Dataset records:
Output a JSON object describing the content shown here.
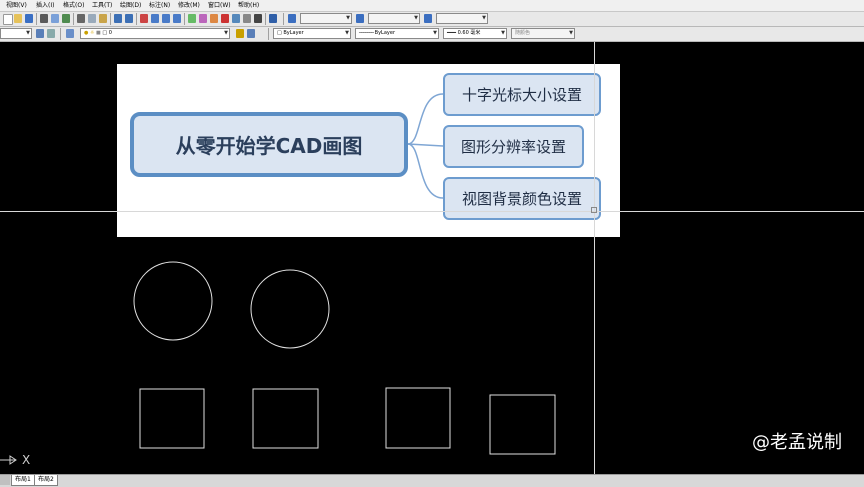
{
  "menubar": {
    "items": [
      "视图(V)",
      "插入(I)",
      "格式(O)",
      "工具(T)",
      "绘图(D)",
      "标注(N)",
      "修改(M)",
      "窗口(W)",
      "帮助(H)"
    ]
  },
  "toolbar": {
    "layer_value": "0",
    "color_value": "ByLayer",
    "linetype_value": "ByLayer",
    "lineweight_value": "0.60 毫米",
    "plotstyle_value": "随颜色"
  },
  "mindmap": {
    "central": "从零开始学CAD画图",
    "branches": [
      "十字光标大小设置",
      "图形分辨率设置",
      "视图背景颜色设置"
    ],
    "colors": {
      "fill": "#dbe5f2",
      "border": "#5b8ec4",
      "connector": "#7fa6d4"
    }
  },
  "canvas": {
    "background": "#000000",
    "crosshair_color": "#d8d8d8",
    "ucs_label": "X"
  },
  "tabs": [
    "布局1",
    "布局2"
  ],
  "watermark": "@老孟说制"
}
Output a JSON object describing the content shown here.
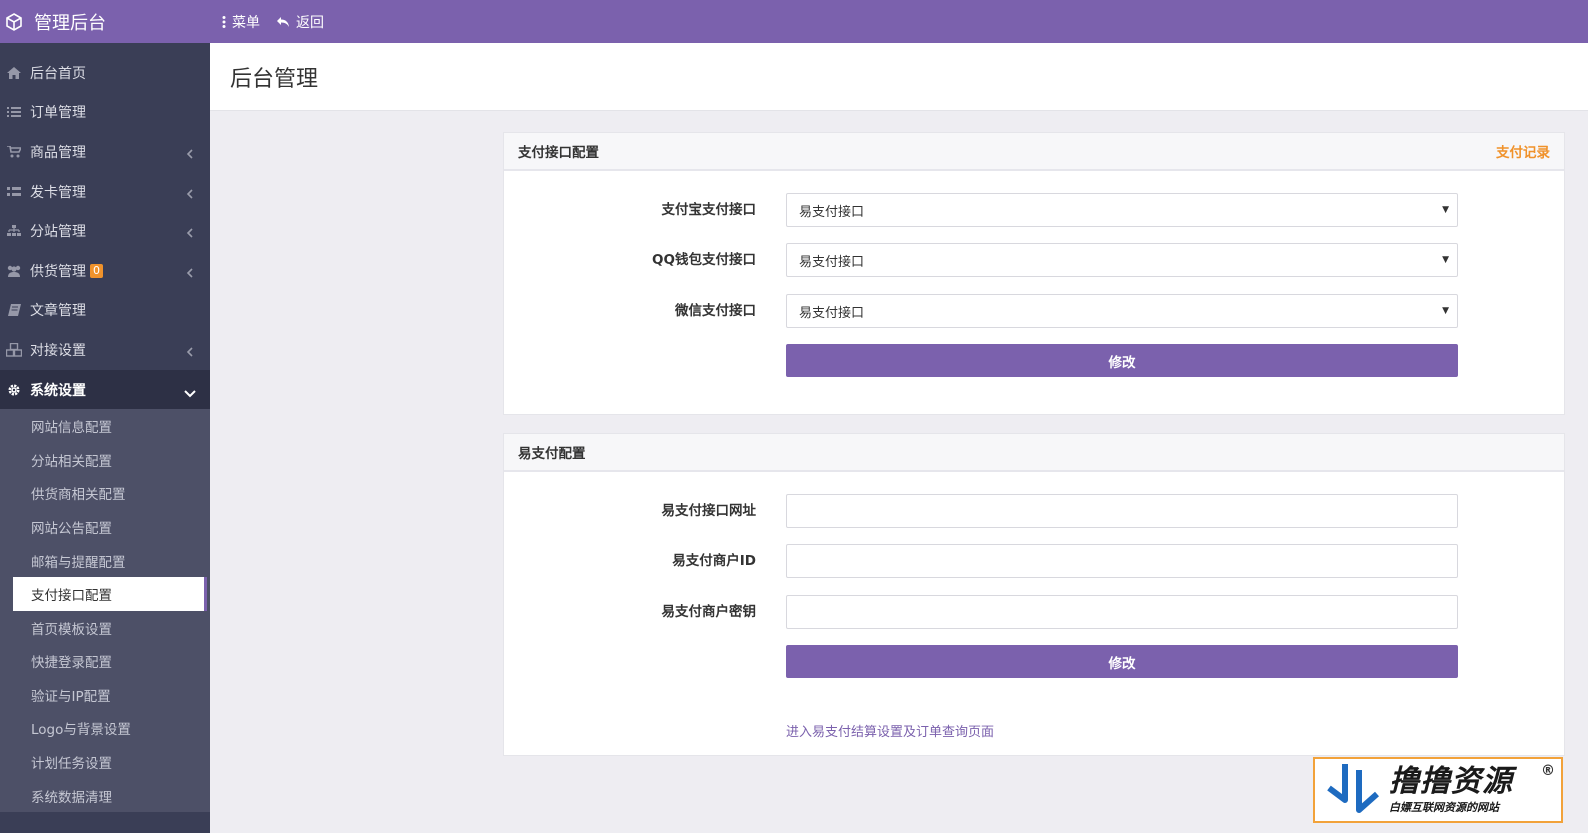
{
  "topbar": {
    "title": "管理后台",
    "menu_label": "菜单",
    "back_label": "返回",
    "color": "#7b61ad"
  },
  "sidebar": {
    "items": [
      {
        "label": "后台首页",
        "icon": "home-icon"
      },
      {
        "label": "订单管理",
        "icon": "list-icon"
      },
      {
        "label": "商品管理",
        "icon": "cart-icon",
        "has_children": true
      },
      {
        "label": "发卡管理",
        "icon": "grid-icon",
        "has_children": true
      },
      {
        "label": "分站管理",
        "icon": "sitemap-icon",
        "has_children": true
      },
      {
        "label": "供货管理",
        "icon": "users-icon",
        "has_children": true,
        "badge": "0"
      },
      {
        "label": "文章管理",
        "icon": "book-icon"
      },
      {
        "label": "对接设置",
        "icon": "cubes-icon",
        "has_children": true
      },
      {
        "label": "系统设置",
        "icon": "gear-icon",
        "has_children": true,
        "expanded": true
      }
    ],
    "submenu": [
      "网站信息配置",
      "分站相关配置",
      "供货商相关配置",
      "网站公告配置",
      "邮箱与提醒配置",
      "支付接口配置",
      "首页模板设置",
      "快捷登录配置",
      "验证与IP配置",
      "Logo与背景设置",
      "计划任务设置",
      "系统数据清理"
    ],
    "active_sub": "支付接口配置"
  },
  "page": {
    "title": "后台管理"
  },
  "payment_panel": {
    "title": "支付接口配置",
    "record_link": "支付记录",
    "fields": [
      {
        "label": "支付宝支付接口",
        "value": "易支付接口"
      },
      {
        "label": "QQ钱包支付接口",
        "value": "易支付接口"
      },
      {
        "label": "微信支付接口",
        "value": "易支付接口"
      }
    ],
    "submit_label": "修改"
  },
  "epay_panel": {
    "title": "易支付配置",
    "fields": [
      {
        "label": "易支付接口网址",
        "value": ""
      },
      {
        "label": "易支付商户ID",
        "value": ""
      },
      {
        "label": "易支付商户密钥",
        "value": ""
      }
    ],
    "submit_label": "修改",
    "footer_link": "进入易支付结算设置及订单查询页面"
  },
  "watermark": {
    "title": "撸撸资源",
    "subtitle": "白嫖互联网资源的网站",
    "reg": "®"
  }
}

Short problem - Copy every entry word for word, but omit the pictures.

Right answer -
Output a JSON object describing the content shown here.
{
  "menubar": {
    "items": [
      "视图(V)",
      "插入(I)",
      "格式(O)",
      "工具(T)",
      "绘图(D)",
      "标注(N)",
      "修改(M)",
      "窗口(W)",
      "帮助(H)"
    ]
  },
  "toolbar": {
    "layer_value": "0",
    "color_value": "ByLayer",
    "linetype_value": "ByLayer",
    "lineweight_value": "0.60 毫米",
    "plotstyle_value": "随颜色"
  },
  "mindmap": {
    "central": "从零开始学CAD画图",
    "branches": [
      "十字光标大小设置",
      "图形分辨率设置",
      "视图背景颜色设置"
    ],
    "colors": {
      "fill": "#dbe5f2",
      "border": "#5b8ec4",
      "connector": "#7fa6d4"
    }
  },
  "canvas": {
    "background": "#000000",
    "crosshair_color": "#d8d8d8",
    "ucs_label": "X"
  },
  "tabs": [
    "布局1",
    "布局2"
  ],
  "watermark": "@老孟说制"
}
Output a JSON object describing the content shown here.
{
  "topbar": {
    "title": "管理后台",
    "menu_label": "菜单",
    "back_label": "返回",
    "color": "#7b61ad"
  },
  "sidebar": {
    "items": [
      {
        "label": "后台首页",
        "icon": "home-icon"
      },
      {
        "label": "订单管理",
        "icon": "list-icon"
      },
      {
        "label": "商品管理",
        "icon": "cart-icon",
        "has_children": true
      },
      {
        "label": "发卡管理",
        "icon": "grid-icon",
        "has_children": true
      },
      {
        "label": "分站管理",
        "icon": "sitemap-icon",
        "has_children": true
      },
      {
        "label": "供货管理",
        "icon": "users-icon",
        "has_children": true,
        "badge": "0"
      },
      {
        "label": "文章管理",
        "icon": "book-icon"
      },
      {
        "label": "对接设置",
        "icon": "cubes-icon",
        "has_children": true
      },
      {
        "label": "系统设置",
        "icon": "gear-icon",
        "has_children": true,
        "expanded": true
      }
    ],
    "submenu": [
      "网站信息配置",
      "分站相关配置",
      "供货商相关配置",
      "网站公告配置",
      "邮箱与提醒配置",
      "支付接口配置",
      "首页模板设置",
      "快捷登录配置",
      "验证与IP配置",
      "Logo与背景设置",
      "计划任务设置",
      "系统数据清理"
    ],
    "active_sub": "支付接口配置"
  },
  "page": {
    "title": "后台管理"
  },
  "payment_panel": {
    "title": "支付接口配置",
    "record_link": "支付记录",
    "fields": [
      {
        "label": "支付宝支付接口",
        "value": "易支付接口"
      },
      {
        "label": "QQ钱包支付接口",
        "value": "易支付接口"
      },
      {
        "label": "微信支付接口",
        "value": "易支付接口"
      }
    ],
    "submit_label": "修改"
  },
  "epay_panel": {
    "title": "易支付配置",
    "fields": [
      {
        "label": "易支付接口网址",
        "value": ""
      },
      {
        "label": "易支付商户ID",
        "value": ""
      },
      {
        "label": "易支付商户密钥",
        "value": ""
      }
    ],
    "submit_label": "修改",
    "footer_link": "进入易支付结算设置及订单查询页面"
  },
  "watermark": {
    "title": "撸撸资源",
    "subtitle": "白嫖互联网资源的网站",
    "reg": "®"
  }
}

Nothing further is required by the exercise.